Document page transcription items:
—————

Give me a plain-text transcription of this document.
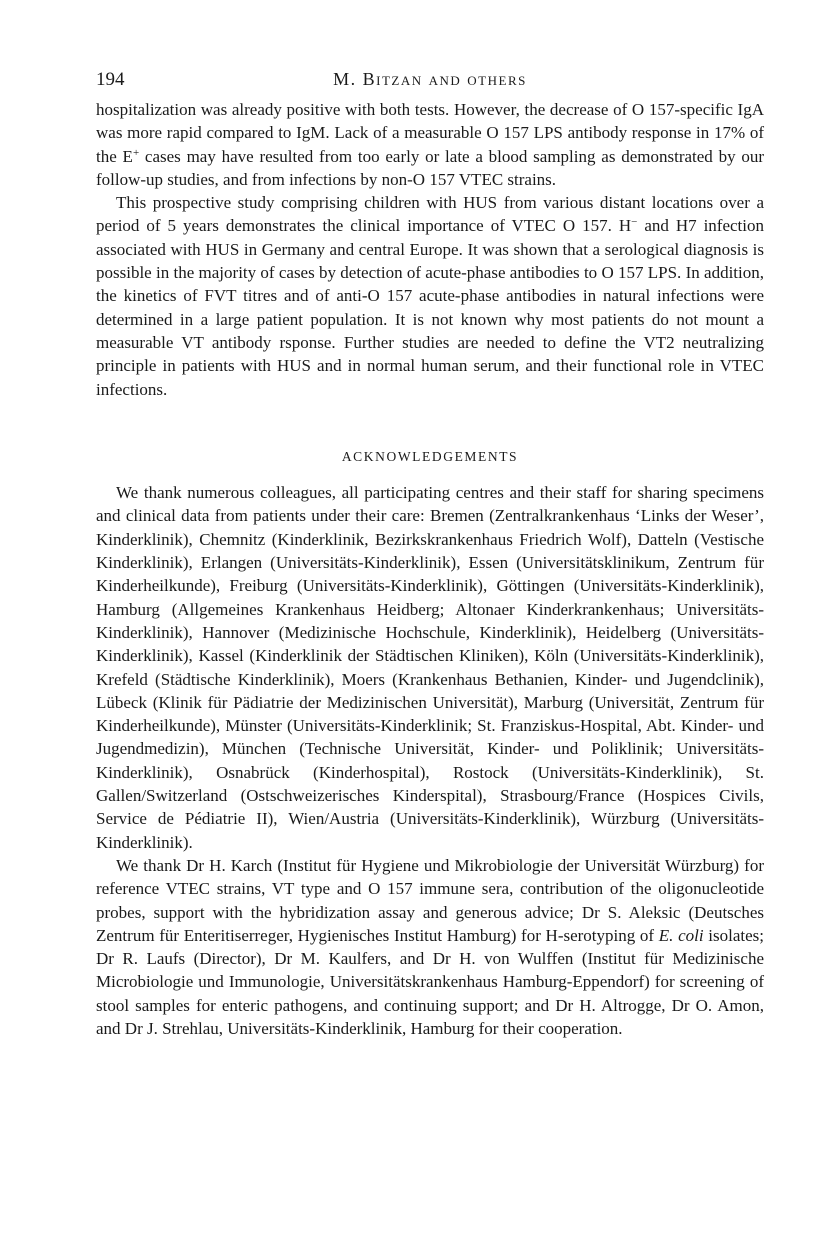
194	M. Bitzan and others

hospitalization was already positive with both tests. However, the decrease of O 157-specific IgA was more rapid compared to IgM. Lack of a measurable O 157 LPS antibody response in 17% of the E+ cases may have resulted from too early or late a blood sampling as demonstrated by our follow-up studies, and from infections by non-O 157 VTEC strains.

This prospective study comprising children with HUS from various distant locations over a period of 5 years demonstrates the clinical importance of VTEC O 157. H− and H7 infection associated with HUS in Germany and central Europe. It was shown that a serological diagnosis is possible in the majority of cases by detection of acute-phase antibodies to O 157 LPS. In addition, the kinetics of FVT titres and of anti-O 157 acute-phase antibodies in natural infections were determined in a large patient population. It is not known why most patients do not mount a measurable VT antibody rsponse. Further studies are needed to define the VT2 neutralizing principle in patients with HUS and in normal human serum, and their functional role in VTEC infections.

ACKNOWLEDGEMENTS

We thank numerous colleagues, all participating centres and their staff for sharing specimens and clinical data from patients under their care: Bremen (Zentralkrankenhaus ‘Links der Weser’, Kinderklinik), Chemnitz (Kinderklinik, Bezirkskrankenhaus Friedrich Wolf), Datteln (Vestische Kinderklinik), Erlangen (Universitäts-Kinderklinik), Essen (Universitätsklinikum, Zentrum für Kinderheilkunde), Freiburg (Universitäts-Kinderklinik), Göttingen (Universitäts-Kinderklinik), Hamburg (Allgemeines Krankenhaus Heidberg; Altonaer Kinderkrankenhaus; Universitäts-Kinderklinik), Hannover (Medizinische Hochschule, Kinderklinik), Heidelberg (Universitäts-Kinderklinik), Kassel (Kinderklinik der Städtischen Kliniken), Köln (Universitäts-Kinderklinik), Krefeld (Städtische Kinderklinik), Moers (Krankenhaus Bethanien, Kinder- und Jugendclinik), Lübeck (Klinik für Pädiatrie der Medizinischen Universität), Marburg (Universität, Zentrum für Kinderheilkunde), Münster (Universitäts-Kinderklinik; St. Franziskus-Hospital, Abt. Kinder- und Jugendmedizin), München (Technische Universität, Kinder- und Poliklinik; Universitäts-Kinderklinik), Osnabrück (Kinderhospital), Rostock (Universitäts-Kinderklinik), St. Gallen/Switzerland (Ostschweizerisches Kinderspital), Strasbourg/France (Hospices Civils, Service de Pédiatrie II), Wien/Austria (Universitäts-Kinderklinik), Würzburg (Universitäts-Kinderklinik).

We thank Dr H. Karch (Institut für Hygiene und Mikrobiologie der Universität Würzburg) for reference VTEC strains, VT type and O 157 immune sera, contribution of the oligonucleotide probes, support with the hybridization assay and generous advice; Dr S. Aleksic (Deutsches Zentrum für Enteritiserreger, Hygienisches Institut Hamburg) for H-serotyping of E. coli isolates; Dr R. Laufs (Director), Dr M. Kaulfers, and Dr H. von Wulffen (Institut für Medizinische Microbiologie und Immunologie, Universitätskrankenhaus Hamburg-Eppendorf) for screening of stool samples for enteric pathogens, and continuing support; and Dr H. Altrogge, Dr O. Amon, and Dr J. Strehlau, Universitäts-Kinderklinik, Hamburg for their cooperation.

—————

## Assignment
Each record above must be retyped exactly, minus its pictures.

## Your solution
Give me a plain-text transcription of this document.
194	M. Bitzan and others

hospitalization was already positive with both tests. However, the decrease of O 157-specific IgA was more rapid compared to IgM. Lack of a measurable O 157 LPS antibody response in 17% of the E+ cases may have resulted from too early or late a blood sampling as demonstrated by our follow-up studies, and from infections by non-O 157 VTEC strains.

This prospective study comprising children with HUS from various distant locations over a period of 5 years demonstrates the clinical importance of VTEC O 157. H− and H7 infection associated with HUS in Germany and central Europe. It was shown that a serological diagnosis is possible in the majority of cases by detection of acute-phase antibodies to O 157 LPS. In addition, the kinetics of FVT titres and of anti-O 157 acute-phase antibodies in natural infections were determined in a large patient population. It is not known why most patients do not mount a measurable VT antibody rsponse. Further studies are needed to define the VT2 neutralizing principle in patients with HUS and in normal human serum, and their functional role in VTEC infections.

ACKNOWLEDGEMENTS

We thank numerous colleagues, all participating centres and their staff for sharing specimens and clinical data from patients under their care: Bremen (Zentralkrankenhaus ‘Links der Weser’, Kinderklinik), Chemnitz (Kinderklinik, Bezirkskrankenhaus Friedrich Wolf), Datteln (Vestische Kinderklinik), Erlangen (Universitäts-Kinderklinik), Essen (Universitätsklinikum, Zentrum für Kinderheilkunde), Freiburg (Universitäts-Kinderklinik), Göttingen (Universitäts-Kinderklinik), Hamburg (Allgemeines Krankenhaus Heidberg; Altonaer Kinderkrankenhaus; Universitäts-Kinderklinik), Hannover (Medizinische Hochschule, Kinderklinik), Heidelberg (Universitäts-Kinderklinik), Kassel (Kinderklinik der Städtischen Kliniken), Köln (Universitäts-Kinderklinik), Krefeld (Städtische Kinderklinik), Moers (Krankenhaus Bethanien, Kinder- und Jugendclinik), Lübeck (Klinik für Pädiatrie der Medizinischen Universität), Marburg (Universität, Zentrum für Kinderheilkunde), Münster (Universitäts-Kinderklinik; St. Franziskus-Hospital, Abt. Kinder- und Jugendmedizin), München (Technische Universität, Kinder- und Poliklinik; Universitäts-Kinderklinik), Osnabrück (Kinderhospital), Rostock (Universitäts-Kinderklinik), St. Gallen/Switzerland (Ostschweizerisches Kinderspital), Strasbourg/France (Hospices Civils, Service de Pédiatrie II), Wien/Austria (Universitäts-Kinderklinik), Würzburg (Universitäts-Kinderklinik).

We thank Dr H. Karch (Institut für Hygiene und Mikrobiologie der Universität Würzburg) for reference VTEC strains, VT type and O 157 immune sera, contribution of the oligonucleotide probes, support with the hybridization assay and generous advice; Dr S. Aleksic (Deutsches Zentrum für Enteritiserreger, Hygienisches Institut Hamburg) for H-serotyping of E. coli isolates; Dr R. Laufs (Director), Dr M. Kaulfers, and Dr H. von Wulffen (Institut für Medizinische Microbiologie und Immunologie, Universitätskrankenhaus Hamburg-Eppendorf) for screening of stool samples for enteric pathogens, and continuing support; and Dr H. Altrogge, Dr O. Amon, and Dr J. Strehlau, Universitäts-Kinderklinik, Hamburg for their cooperation.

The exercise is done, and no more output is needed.